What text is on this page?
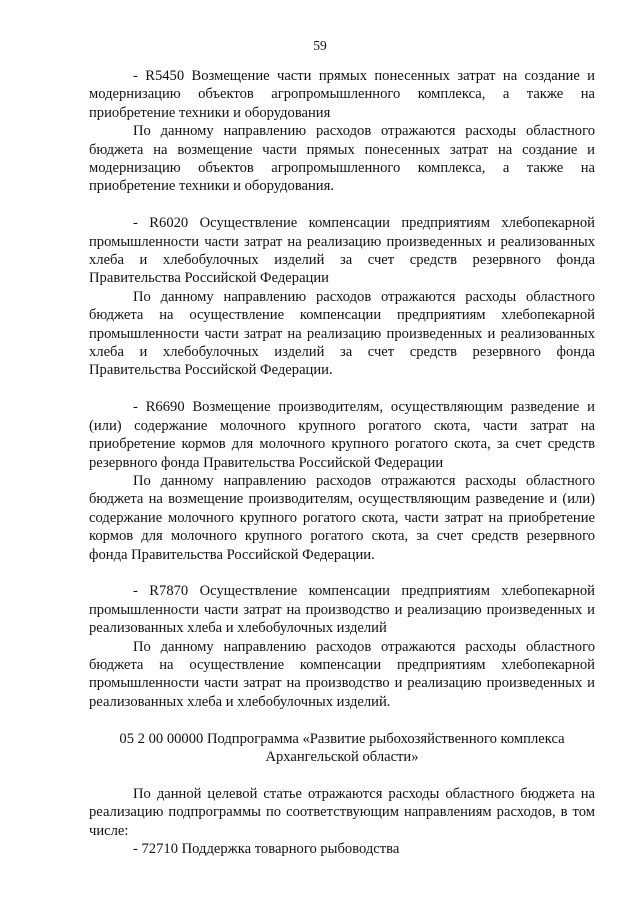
59

- R5450 Возмещение части прямых понесенных затрат на создание и модернизацию объектов агропромышленного комплекса, а также на приобретение техники и оборудования

По данному направлению расходов отражаются расходы областного бюджета на возмещение части прямых понесенных затрат на создание и модернизацию объектов агропромышленного комплекса, а также на приобретение техники и оборудования.

- R6020 Осуществление компенсации предприятиям хлебопекарной промышленности части затрат на реализацию произведенных и реализованных хлеба и хлебобулочных изделий за счет средств резервного фонда Правительства Российской Федерации

По данному направлению расходов отражаются расходы областного бюджета на осуществление компенсации предприятиям хлебопекарной промышленности части затрат на реализацию произведенных и реализованных хлеба и хлебобулочных изделий за счет средств резервного фонда Правительства Российской Федерации.

- R6690 Возмещение производителям, осуществляющим разведение и (или) содержание молочного крупного рогатого скота, части затрат на приобретение кормов для молочного крупного рогатого скота, за счет средств резервного фонда Правительства Российской Федерации

По данному направлению расходов отражаются расходы областного бюджета на возмещение производителям, осуществляющим разведение и (или) содержание молочного крупного рогатого скота, части затрат на приобретение кормов для молочного крупного рогатого скота, за счет средств резервного фонда Правительства Российской Федерации.

- R7870 Осуществление компенсации предприятиям хлебопекарной промышленности части затрат на производство и реализацию произведенных и реализованных хлеба и хлебобулочных изделий

По данному направлению расходов отражаются расходы областного бюджета на осуществление компенсации предприятиям хлебопекарной промышленности части затрат на производство и реализацию произведенных и реализованных хлеба и хлебобулочных изделий.

05 2 00 00000 Подпрограмма «Развитие рыбохозяйственного комплекса
Архангельской области»

По данной целевой статье отражаются расходы областного бюджета на реализацию подпрограммы по соответствующим направлениям расходов, в том числе:

- 72710 Поддержка товарного рыбоводства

::::::::::

**PROBLEM TO SOLVE:**
Copy each line containing the word "рогатого" from the data.

**RESULT BELOW:**
- R6690 Возмещение производителям, осуществляющим разведение и (или) содержание молочного крупного рогатого скота, части затрат на приобретение кормов для молочного крупного рогатого скота, за счет средств резервного фонда Правительства Российской Федерации
По данному направлению расходов отражаются расходы областного бюджета на возмещение производителям, осуществляющим разведение и (или) содержание молочного крупного рогатого скота, части затрат на приобретение кормов для молочного крупного рогатого скота, за счет средств резервного фонда Правительства Российской Федерации.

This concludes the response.